[Task to carry out]
Examine each line of the data. Copy those that contain the string "tinten".

(Extracted records)
+--

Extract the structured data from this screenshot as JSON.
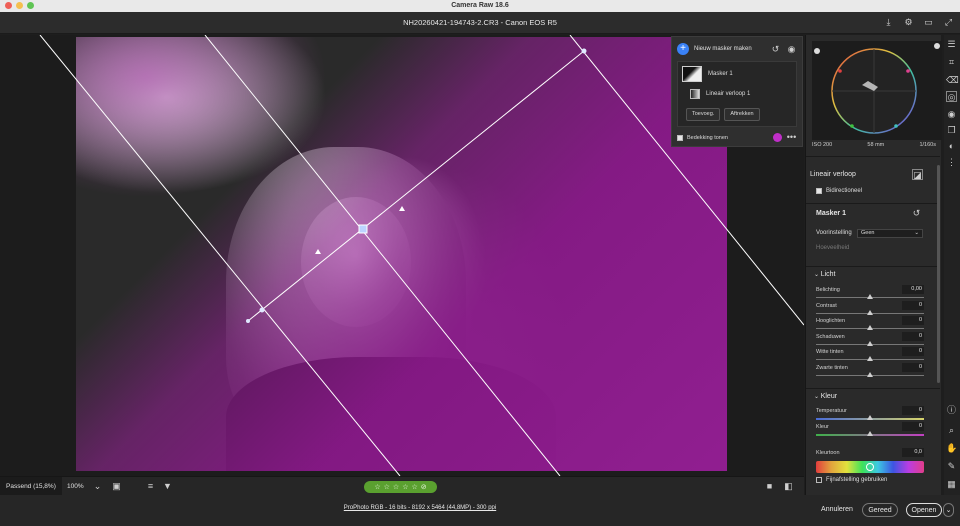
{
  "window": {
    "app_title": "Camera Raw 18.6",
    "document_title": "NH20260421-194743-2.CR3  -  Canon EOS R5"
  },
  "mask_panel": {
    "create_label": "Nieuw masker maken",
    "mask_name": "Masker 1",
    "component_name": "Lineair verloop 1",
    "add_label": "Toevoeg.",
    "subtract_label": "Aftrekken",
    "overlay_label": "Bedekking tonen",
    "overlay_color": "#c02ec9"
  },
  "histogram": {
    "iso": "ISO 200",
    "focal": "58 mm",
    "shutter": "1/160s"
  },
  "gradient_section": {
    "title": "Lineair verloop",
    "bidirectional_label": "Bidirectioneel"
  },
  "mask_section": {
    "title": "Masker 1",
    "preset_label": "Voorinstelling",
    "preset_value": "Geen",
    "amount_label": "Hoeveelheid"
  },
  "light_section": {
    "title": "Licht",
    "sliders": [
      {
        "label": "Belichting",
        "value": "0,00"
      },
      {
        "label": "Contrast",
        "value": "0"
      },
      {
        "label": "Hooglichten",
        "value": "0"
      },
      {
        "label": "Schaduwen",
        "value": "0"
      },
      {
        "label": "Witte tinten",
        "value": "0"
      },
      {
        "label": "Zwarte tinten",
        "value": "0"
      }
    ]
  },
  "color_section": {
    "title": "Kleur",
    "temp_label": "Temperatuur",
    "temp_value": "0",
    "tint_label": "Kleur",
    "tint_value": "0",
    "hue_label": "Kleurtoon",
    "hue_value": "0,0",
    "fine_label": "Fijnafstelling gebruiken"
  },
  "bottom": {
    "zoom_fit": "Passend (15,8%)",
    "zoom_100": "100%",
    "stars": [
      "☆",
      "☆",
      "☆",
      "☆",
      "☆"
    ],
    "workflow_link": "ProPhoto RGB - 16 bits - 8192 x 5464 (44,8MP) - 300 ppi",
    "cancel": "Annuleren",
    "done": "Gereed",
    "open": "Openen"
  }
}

+--

[Solution to this exercise]
        "label": "Witte tinten",
        "label": "Zwarte tinten",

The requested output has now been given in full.